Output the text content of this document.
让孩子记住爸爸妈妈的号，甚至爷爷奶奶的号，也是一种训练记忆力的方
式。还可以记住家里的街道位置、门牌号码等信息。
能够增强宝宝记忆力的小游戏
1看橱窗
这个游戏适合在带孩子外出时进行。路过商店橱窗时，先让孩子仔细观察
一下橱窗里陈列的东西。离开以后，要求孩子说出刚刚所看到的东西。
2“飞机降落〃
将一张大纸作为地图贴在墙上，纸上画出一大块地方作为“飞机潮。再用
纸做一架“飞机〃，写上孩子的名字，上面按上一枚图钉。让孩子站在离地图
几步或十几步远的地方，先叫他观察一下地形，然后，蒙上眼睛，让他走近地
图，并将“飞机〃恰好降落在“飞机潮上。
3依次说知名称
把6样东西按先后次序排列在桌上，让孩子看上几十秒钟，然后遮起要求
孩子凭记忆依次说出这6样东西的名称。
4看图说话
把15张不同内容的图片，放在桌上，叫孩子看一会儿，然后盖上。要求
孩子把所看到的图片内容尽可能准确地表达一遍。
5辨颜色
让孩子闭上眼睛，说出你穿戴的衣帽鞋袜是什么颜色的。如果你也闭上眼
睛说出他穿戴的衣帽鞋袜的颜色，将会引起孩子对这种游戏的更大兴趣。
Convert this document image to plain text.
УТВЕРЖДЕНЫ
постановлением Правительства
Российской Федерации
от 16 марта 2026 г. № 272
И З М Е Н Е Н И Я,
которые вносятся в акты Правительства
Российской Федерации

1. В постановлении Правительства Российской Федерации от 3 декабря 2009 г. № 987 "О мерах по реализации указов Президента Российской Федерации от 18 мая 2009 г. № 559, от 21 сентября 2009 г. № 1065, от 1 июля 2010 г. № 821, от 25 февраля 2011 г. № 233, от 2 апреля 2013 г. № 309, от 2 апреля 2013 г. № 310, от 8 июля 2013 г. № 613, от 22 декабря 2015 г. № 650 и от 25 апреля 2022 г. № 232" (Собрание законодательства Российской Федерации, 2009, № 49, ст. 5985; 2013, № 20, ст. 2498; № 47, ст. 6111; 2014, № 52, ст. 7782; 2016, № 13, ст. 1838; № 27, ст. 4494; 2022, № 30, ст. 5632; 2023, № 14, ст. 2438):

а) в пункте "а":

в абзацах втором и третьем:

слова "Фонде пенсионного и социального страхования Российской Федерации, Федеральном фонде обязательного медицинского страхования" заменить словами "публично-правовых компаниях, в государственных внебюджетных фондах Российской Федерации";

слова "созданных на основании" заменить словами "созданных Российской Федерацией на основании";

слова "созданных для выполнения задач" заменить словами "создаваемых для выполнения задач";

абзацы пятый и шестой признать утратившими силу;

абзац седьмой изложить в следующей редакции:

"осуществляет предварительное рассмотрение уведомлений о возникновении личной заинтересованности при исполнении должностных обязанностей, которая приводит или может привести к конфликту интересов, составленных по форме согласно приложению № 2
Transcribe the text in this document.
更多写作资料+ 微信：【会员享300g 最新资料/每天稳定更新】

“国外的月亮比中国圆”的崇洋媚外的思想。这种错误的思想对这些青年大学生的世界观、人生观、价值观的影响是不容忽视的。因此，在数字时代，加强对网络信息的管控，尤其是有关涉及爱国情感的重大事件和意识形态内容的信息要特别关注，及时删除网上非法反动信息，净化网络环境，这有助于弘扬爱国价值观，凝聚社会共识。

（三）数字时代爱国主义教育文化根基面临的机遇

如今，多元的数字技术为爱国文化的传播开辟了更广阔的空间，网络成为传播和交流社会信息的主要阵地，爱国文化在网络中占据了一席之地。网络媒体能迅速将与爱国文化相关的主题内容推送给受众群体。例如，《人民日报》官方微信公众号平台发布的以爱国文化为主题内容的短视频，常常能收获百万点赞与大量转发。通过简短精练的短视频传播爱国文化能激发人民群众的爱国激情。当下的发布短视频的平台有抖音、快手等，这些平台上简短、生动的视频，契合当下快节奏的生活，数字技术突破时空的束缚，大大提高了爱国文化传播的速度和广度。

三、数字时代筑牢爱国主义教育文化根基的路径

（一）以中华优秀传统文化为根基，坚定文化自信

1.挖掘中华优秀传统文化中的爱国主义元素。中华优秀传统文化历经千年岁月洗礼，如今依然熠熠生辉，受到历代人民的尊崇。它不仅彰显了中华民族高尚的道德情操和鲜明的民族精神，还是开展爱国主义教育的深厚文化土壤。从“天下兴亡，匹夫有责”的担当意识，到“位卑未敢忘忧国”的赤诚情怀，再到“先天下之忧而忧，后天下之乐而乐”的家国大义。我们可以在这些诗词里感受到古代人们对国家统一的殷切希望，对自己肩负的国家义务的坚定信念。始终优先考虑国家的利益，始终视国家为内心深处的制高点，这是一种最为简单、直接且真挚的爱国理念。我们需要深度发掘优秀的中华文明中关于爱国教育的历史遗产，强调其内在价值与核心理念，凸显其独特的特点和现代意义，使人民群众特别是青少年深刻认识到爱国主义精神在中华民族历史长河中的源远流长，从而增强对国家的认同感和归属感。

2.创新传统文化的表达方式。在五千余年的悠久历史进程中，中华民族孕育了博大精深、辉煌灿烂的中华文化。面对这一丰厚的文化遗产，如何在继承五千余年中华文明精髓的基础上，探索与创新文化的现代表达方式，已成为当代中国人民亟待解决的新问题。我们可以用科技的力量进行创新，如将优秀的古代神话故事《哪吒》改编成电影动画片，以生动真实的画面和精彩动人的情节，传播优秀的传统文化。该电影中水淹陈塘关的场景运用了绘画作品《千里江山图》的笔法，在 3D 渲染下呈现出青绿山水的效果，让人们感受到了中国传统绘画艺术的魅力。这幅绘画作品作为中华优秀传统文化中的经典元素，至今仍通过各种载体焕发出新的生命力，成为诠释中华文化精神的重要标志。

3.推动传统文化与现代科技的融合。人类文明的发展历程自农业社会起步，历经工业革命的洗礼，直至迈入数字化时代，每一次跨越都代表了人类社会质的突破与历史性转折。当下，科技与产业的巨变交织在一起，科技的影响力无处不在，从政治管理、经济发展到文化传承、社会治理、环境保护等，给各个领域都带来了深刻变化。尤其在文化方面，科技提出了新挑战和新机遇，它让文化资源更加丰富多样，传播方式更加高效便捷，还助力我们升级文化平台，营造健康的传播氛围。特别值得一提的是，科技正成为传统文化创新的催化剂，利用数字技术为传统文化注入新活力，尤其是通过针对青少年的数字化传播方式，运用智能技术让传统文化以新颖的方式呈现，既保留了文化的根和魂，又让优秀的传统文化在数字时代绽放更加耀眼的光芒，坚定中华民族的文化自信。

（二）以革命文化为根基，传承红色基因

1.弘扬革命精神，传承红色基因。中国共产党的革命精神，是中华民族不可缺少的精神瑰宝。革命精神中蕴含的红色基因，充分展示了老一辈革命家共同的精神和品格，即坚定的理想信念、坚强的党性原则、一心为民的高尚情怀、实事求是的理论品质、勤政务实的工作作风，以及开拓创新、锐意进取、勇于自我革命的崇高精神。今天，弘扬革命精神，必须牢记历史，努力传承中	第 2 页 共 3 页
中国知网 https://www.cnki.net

### [Exercise goal]
Write the data out again in full and exactly.

### [Answer in full]
Output the text content of this document.
让孩子记住爸爸妈妈的号，甚至爷爷奶奶的号，也是一种训练记忆力的方
式。还可以记住家里的街道位置、门牌号码等信息。
能够增强宝宝记忆力的小游戏
1看橱窗
这个游戏适合在带孩子外出时进行。路过商店橱窗时，先让孩子仔细观察
一下橱窗里陈列的东西。离开以后，要求孩子说出刚刚所看到的东西。
2“飞机降落〃
将一张大纸作为地图贴在墙上，纸上画出一大块地方作为“飞机潮。再用
纸做一架“飞机〃，写上孩子的名字，上面按上一枚图钉。让孩子站在离地图
几步或十几步远的地方，先叫他观察一下地形，然后，蒙上眼睛，让他走近地
图，并将“飞机〃恰好降落在“飞机潮上。
3依次说知名称
把6样东西按先后次序排列在桌上，让孩子看上几十秒钟，然后遮起要求
孩子凭记忆依次说出这6样东西的名称。
4看图说话
把15张不同内容的图片，放在桌上，叫孩子看一会儿，然后盖上。要求
孩子把所看到的图片内容尽可能准确地表达一遍。
5辨颜色
让孩子闭上眼睛，说出你穿戴的衣帽鞋袜是什么颜色的。如果你也闭上眼
睛说出他穿戴的衣帽鞋袜的颜色，将会引起孩子对这种游戏的更大兴趣。
Convert this document image to plain text.
УТВЕРЖДЕНЫ
постановлением Правительства
Российской Федерации
от 16 марта 2026 г. № 272
И З М Е Н Е Н И Я,
которые вносятся в акты Правительства
Российской Федерации

1. В постановлении Правительства Российской Федерации от 3 декабря 2009 г. № 987 "О мерах по реализации указов Президента Российской Федерации от 18 мая 2009 г. № 559, от 21 сентября 2009 г. № 1065, от 1 июля 2010 г. № 821, от 25 февраля 2011 г. № 233, от 2 апреля 2013 г. № 309, от 2 апреля 2013 г. № 310, от 8 июля 2013 г. № 613, от 22 декабря 2015 г. № 650 и от 25 апреля 2022 г. № 232" (Собрание законодательства Российской Федерации, 2009, № 49, ст. 5985; 2013, № 20, ст. 2498; № 47, ст. 6111; 2014, № 52, ст. 7782; 2016, № 13, ст. 1838; № 27, ст. 4494; 2022, № 30, ст. 5632; 2023, № 14, ст. 2438):

а) в пункте "а":

в абзацах втором и третьем:

слова "Фонде пенсионного и социального страхования Российской Федерации, Федеральном фонде обязательного медицинского страхования" заменить словами "публично-правовых компаниях, в государственных внебюджетных фондах Российской Федерации";

слова "созданных на основании" заменить словами "созданных Российской Федерацией на основании";

слова "созданных для выполнения задач" заменить словами "создаваемых для выполнения задач";

абзацы пятый и шестой признать утратившими силу;

абзац седьмой изложить в следующей редакции:

"осуществляет предварительное рассмотрение уведомлений о возникновении личной заинтересованности при исполнении должностных обязанностей, которая приводит или может привести к конфликту интересов, составленных по форме согласно приложению № 2
Transcribe the text in this document.
更多写作资料+ 微信：【会员享300g 最新资料/每天稳定更新】

“国外的月亮比中国圆”的崇洋媚外的思想。这种错误的思想对这些青年大学生的世界观、人生观、价值观的影响是不容忽视的。因此，在数字时代，加强对网络信息的管控，尤其是有关涉及爱国情感的重大事件和意识形态内容的信息要特别关注，及时删除网上非法反动信息，净化网络环境，这有助于弘扬爱国价值观，凝聚社会共识。

（三）数字时代爱国主义教育文化根基面临的机遇

如今，多元的数字技术为爱国文化的传播开辟了更广阔的空间，网络成为传播和交流社会信息的主要阵地，爱国文化在网络中占据了一席之地。网络媒体能迅速将与爱国文化相关的主题内容推送给受众群体。例如，《人民日报》官方微信公众号平台发布的以爱国文化为主题内容的短视频，常常能收获百万点赞与大量转发。通过简短精练的短视频传播爱国文化能激发人民群众的爱国激情。当下的发布短视频的平台有抖音、快手等，这些平台上简短、生动的视频，契合当下快节奏的生活，数字技术突破时空的束缚，大大提高了爱国文化传播的速度和广度。

三、数字时代筑牢爱国主义教育文化根基的路径

（一）以中华优秀传统文化为根基，坚定文化自信

1.挖掘中华优秀传统文化中的爱国主义元素。中华优秀传统文化历经千年岁月洗礼，如今依然熠熠生辉，受到历代人民的尊崇。它不仅彰显了中华民族高尚的道德情操和鲜明的民族精神，还是开展爱国主义教育的深厚文化土壤。从“天下兴亡，匹夫有责”的担当意识，到“位卑未敢忘忧国”的赤诚情怀，再到“先天下之忧而忧，后天下之乐而乐”的家国大义。我们可以在这些诗词里感受到古代人们对国家统一的殷切希望，对自己肩负的国家义务的坚定信念。始终优先考虑国家的利益，始终视国家为内心深处的制高点，这是一种最为简单、直接且真挚的爱国理念。我们需要深度发掘优秀的中华文明中关于爱国教育的历史遗产，强调其内在价值与核心理念，凸显其独特的特点和现代意义，使人民群众特别是青少年深刻认识到爱国主义精神在中华民族历史长河中的源远流长，从而增强对国家的认同感和归属感。

2.创新传统文化的表达方式。在五千余年的悠久历史进程中，中华民族孕育了博大精深、辉煌灿烂的中华文化。面对这一丰厚的文化遗产，如何在继承五千余年中华文明精髓的基础上，探索与创新文化的现代表达方式，已成为当代中国人民亟待解决的新问题。我们可以用科技的力量进行创新，如将优秀的古代神话故事《哪吒》改编成电影动画片，以生动真实的画面和精彩动人的情节，传播优秀的传统文化。该电影中水淹陈塘关的场景运用了绘画作品《千里江山图》的笔法，在 3D 渲染下呈现出青绿山水的效果，让人们感受到了中国传统绘画艺术的魅力。这幅绘画作品作为中华优秀传统文化中的经典元素，至今仍通过各种载体焕发出新的生命力，成为诠释中华文化精神的重要标志。

3.推动传统文化与现代科技的融合。人类文明的发展历程自农业社会起步，历经工业革命的洗礼，直至迈入数字化时代，每一次跨越都代表了人类社会质的突破与历史性转折。当下，科技与产业的巨变交织在一起，科技的影响力无处不在，从政治管理、经济发展到文化传承、社会治理、环境保护等，给各个领域都带来了深刻变化。尤其在文化方面，科技提出了新挑战和新机遇，它让文化资源更加丰富多样，传播方式更加高效便捷，还助力我们升级文化平台，营造健康的传播氛围。特别值得一提的是，科技正成为传统文化创新的催化剂，利用数字技术为传统文化注入新活力，尤其是通过针对青少年的数字化传播方式，运用智能技术让传统文化以新颖的方式呈现，既保留了文化的根和魂，又让优秀的传统文化在数字时代绽放更加耀眼的光芒，坚定中华民族的文化自信。

（二）以革命文化为根基，传承红色基因

1.弘扬革命精神，传承红色基因。中国共产党的革命精神，是中华民族不可缺少的精神瑰宝。革命精神中蕴含的红色基因，充分展示了老一辈革命家共同的精神和品格，即坚定的理想信念、坚强的党性原则、一心为民的高尚情怀、实事求是的理论品质、勤政务实的工作作风，以及开拓创新、锐意进取、勇于自我革命的崇高精神。今天，弘扬革命精神，必须牢记历史，努力传承中	第 2 页 共 3 页
中国知网 https://www.cnki.net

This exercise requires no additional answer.